What to work on:
From the listing that follows, output everything exactly except the pictures.

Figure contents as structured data
====

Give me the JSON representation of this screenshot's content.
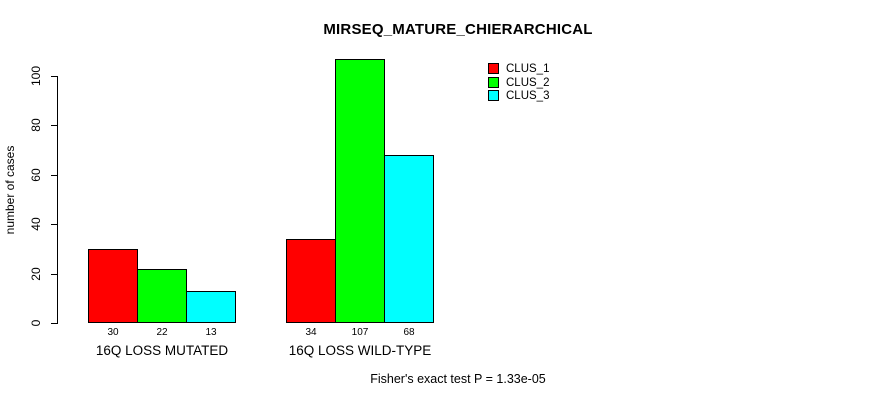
{
  "title": "MIRSEQ_MATURE_CHIERARCHICAL",
  "chart_data": {
    "type": "bar",
    "title": "MIRSEQ_MATURE_CHIERARCHICAL",
    "xlabel": "",
    "ylabel": "number of cases",
    "ylim": [
      0,
      100
    ],
    "yticks": [
      0,
      20,
      40,
      60,
      80,
      100
    ],
    "grid": false,
    "legend_position": "top-right",
    "categories": [
      "16Q LOSS MUTATED",
      "16Q LOSS WILD-TYPE"
    ],
    "series": [
      {
        "name": "CLUS_1",
        "color": "#ff0000",
        "values": [
          30,
          34
        ]
      },
      {
        "name": "CLUS_2",
        "color": "#00ff00",
        "values": [
          22,
          107
        ]
      },
      {
        "name": "CLUS_3",
        "color": "#00ffff",
        "values": [
          13,
          68
        ]
      }
    ],
    "bar_value_labels": [
      [
        "30",
        "22",
        "13"
      ],
      [
        "34",
        "107",
        "68"
      ]
    ],
    "annotation": "Fisher's exact test P = 1.33e-05"
  },
  "colors": {
    "bar_red": "#ff0000",
    "bar_green": "#00ff00",
    "bar_cyan": "#00ffff",
    "bar_border": "#000000",
    "text": "#000000",
    "background": "#ffffff"
  }
}
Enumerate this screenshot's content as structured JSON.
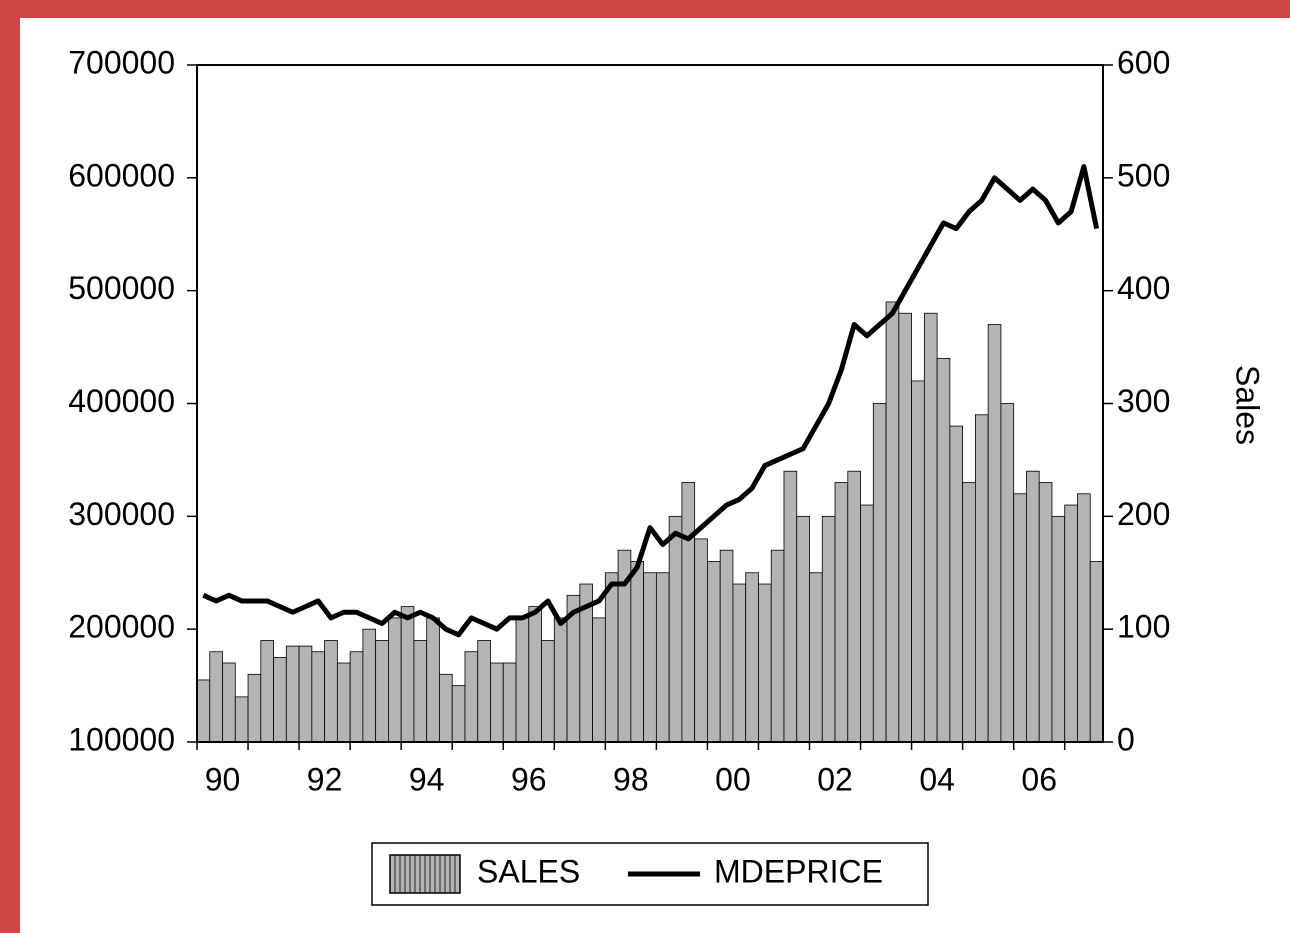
{
  "chart_data": {
    "type": "bar",
    "y2label": "Sales",
    "categories": [
      "90",
      null,
      null,
      null,
      null,
      null,
      null,
      null,
      "92",
      null,
      null,
      null,
      null,
      null,
      null,
      null,
      "94",
      null,
      null,
      null,
      null,
      null,
      null,
      null,
      "96",
      null,
      null,
      null,
      null,
      null,
      null,
      null,
      "98",
      null,
      null,
      null,
      null,
      null,
      null,
      null,
      "00",
      null,
      null,
      null,
      null,
      null,
      null,
      null,
      "02",
      null,
      null,
      null,
      null,
      null,
      null,
      null,
      "04",
      null,
      null,
      null,
      null,
      null,
      null,
      null,
      "06",
      null,
      null,
      null,
      null,
      null,
      null
    ],
    "series": [
      {
        "name": "SALES",
        "type": "bar",
        "axis": "y2",
        "color": "#b4b4b4",
        "values": [
          55,
          80,
          70,
          40,
          60,
          90,
          75,
          85,
          85,
          80,
          90,
          70,
          80,
          100,
          90,
          110,
          120,
          90,
          110,
          60,
          50,
          80,
          90,
          70,
          70,
          110,
          120,
          90,
          110,
          130,
          140,
          110,
          150,
          170,
          160,
          150,
          150,
          200,
          230,
          180,
          160,
          170,
          140,
          150,
          140,
          170,
          240,
          200,
          150,
          200,
          230,
          240,
          210,
          300,
          390,
          380,
          320,
          380,
          340,
          280,
          230,
          290,
          370,
          300,
          220,
          240,
          230,
          200,
          210,
          220,
          160
        ]
      },
      {
        "name": "MDEPRICE",
        "type": "line",
        "color": "#000000",
        "values": [
          230000,
          225000,
          230000,
          225000,
          225000,
          225000,
          220000,
          215000,
          220000,
          225000,
          210000,
          215000,
          215000,
          210000,
          205000,
          215000,
          210000,
          215000,
          210000,
          200000,
          195000,
          210000,
          205000,
          200000,
          210000,
          210000,
          215000,
          225000,
          205000,
          215000,
          220000,
          225000,
          240000,
          240000,
          255000,
          290000,
          275000,
          285000,
          280000,
          290000,
          300000,
          310000,
          315000,
          325000,
          345000,
          350000,
          355000,
          360000,
          380000,
          400000,
          430000,
          470000,
          460000,
          470000,
          480000,
          500000,
          520000,
          540000,
          560000,
          555000,
          570000,
          580000,
          600000,
          590000,
          580000,
          590000,
          580000,
          560000,
          570000,
          610000,
          555000
        ]
      }
    ],
    "ylim": [
      100000,
      700000
    ],
    "yticks": [
      100000,
      200000,
      300000,
      400000,
      500000,
      600000,
      700000
    ],
    "y2lim": [
      0,
      600
    ],
    "y2ticks": [
      0,
      100,
      200,
      300,
      400,
      500,
      600
    ],
    "legend": "bottom"
  }
}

====

Exercise response:
Give me the JSON representation of this screenshot's content.
{
  "title": "MIRSEQ_MATURE_CHIERARCHICAL",
  "chart_data": {
    "type": "bar",
    "title": "MIRSEQ_MATURE_CHIERARCHICAL",
    "xlabel": "",
    "ylabel": "number of cases",
    "ylim": [
      0,
      100
    ],
    "yticks": [
      0,
      20,
      40,
      60,
      80,
      100
    ],
    "grid": false,
    "legend_position": "top-right",
    "categories": [
      "16Q LOSS MUTATED",
      "16Q LOSS WILD-TYPE"
    ],
    "series": [
      {
        "name": "CLUS_1",
        "color": "#ff0000",
        "values": [
          30,
          34
        ]
      },
      {
        "name": "CLUS_2",
        "color": "#00ff00",
        "values": [
          22,
          107
        ]
      },
      {
        "name": "CLUS_3",
        "color": "#00ffff",
        "values": [
          13,
          68
        ]
      }
    ],
    "bar_value_labels": [
      [
        "30",
        "22",
        "13"
      ],
      [
        "34",
        "107",
        "68"
      ]
    ],
    "annotation": "Fisher's exact test P = 1.33e-05"
  },
  "colors": {
    "bar_red": "#ff0000",
    "bar_green": "#00ff00",
    "bar_cyan": "#00ffff",
    "bar_border": "#000000",
    "text": "#000000",
    "background": "#ffffff"
  }
}
Enumerate this screenshot's content as structured JSON.
{
  "chart_data": {
    "type": "bar",
    "y2label": "Sales",
    "categories": [
      "90",
      null,
      null,
      null,
      null,
      null,
      null,
      null,
      "92",
      null,
      null,
      null,
      null,
      null,
      null,
      null,
      "94",
      null,
      null,
      null,
      null,
      null,
      null,
      null,
      "96",
      null,
      null,
      null,
      null,
      null,
      null,
      null,
      "98",
      null,
      null,
      null,
      null,
      null,
      null,
      null,
      "00",
      null,
      null,
      null,
      null,
      null,
      null,
      null,
      "02",
      null,
      null,
      null,
      null,
      null,
      null,
      null,
      "04",
      null,
      null,
      null,
      null,
      null,
      null,
      null,
      "06",
      null,
      null,
      null,
      null,
      null,
      null
    ],
    "series": [
      {
        "name": "SALES",
        "type": "bar",
        "axis": "y2",
        "color": "#b4b4b4",
        "values": [
          55,
          80,
          70,
          40,
          60,
          90,
          75,
          85,
          85,
          80,
          90,
          70,
          80,
          100,
          90,
          110,
          120,
          90,
          110,
          60,
          50,
          80,
          90,
          70,
          70,
          110,
          120,
          90,
          110,
          130,
          140,
          110,
          150,
          170,
          160,
          150,
          150,
          200,
          230,
          180,
          160,
          170,
          140,
          150,
          140,
          170,
          240,
          200,
          150,
          200,
          230,
          240,
          210,
          300,
          390,
          380,
          320,
          380,
          340,
          280,
          230,
          290,
          370,
          300,
          220,
          240,
          230,
          200,
          210,
          220,
          160
        ]
      },
      {
        "name": "MDEPRICE",
        "type": "line",
        "color": "#000000",
        "values": [
          230000,
          225000,
          230000,
          225000,
          225000,
          225000,
          220000,
          215000,
          220000,
          225000,
          210000,
          215000,
          215000,
          210000,
          205000,
          215000,
          210000,
          215000,
          210000,
          200000,
          195000,
          210000,
          205000,
          200000,
          210000,
          210000,
          215000,
          225000,
          205000,
          215000,
          220000,
          225000,
          240000,
          240000,
          255000,
          290000,
          275000,
          285000,
          280000,
          290000,
          300000,
          310000,
          315000,
          325000,
          345000,
          350000,
          355000,
          360000,
          380000,
          400000,
          430000,
          470000,
          460000,
          470000,
          480000,
          500000,
          520000,
          540000,
          560000,
          555000,
          570000,
          580000,
          600000,
          590000,
          580000,
          590000,
          580000,
          560000,
          570000,
          610000,
          555000
        ]
      }
    ],
    "ylim": [
      100000,
      700000
    ],
    "yticks": [
      100000,
      200000,
      300000,
      400000,
      500000,
      600000,
      700000
    ],
    "y2lim": [
      0,
      600
    ],
    "y2ticks": [
      0,
      100,
      200,
      300,
      400,
      500,
      600
    ],
    "legend": "bottom"
  }
}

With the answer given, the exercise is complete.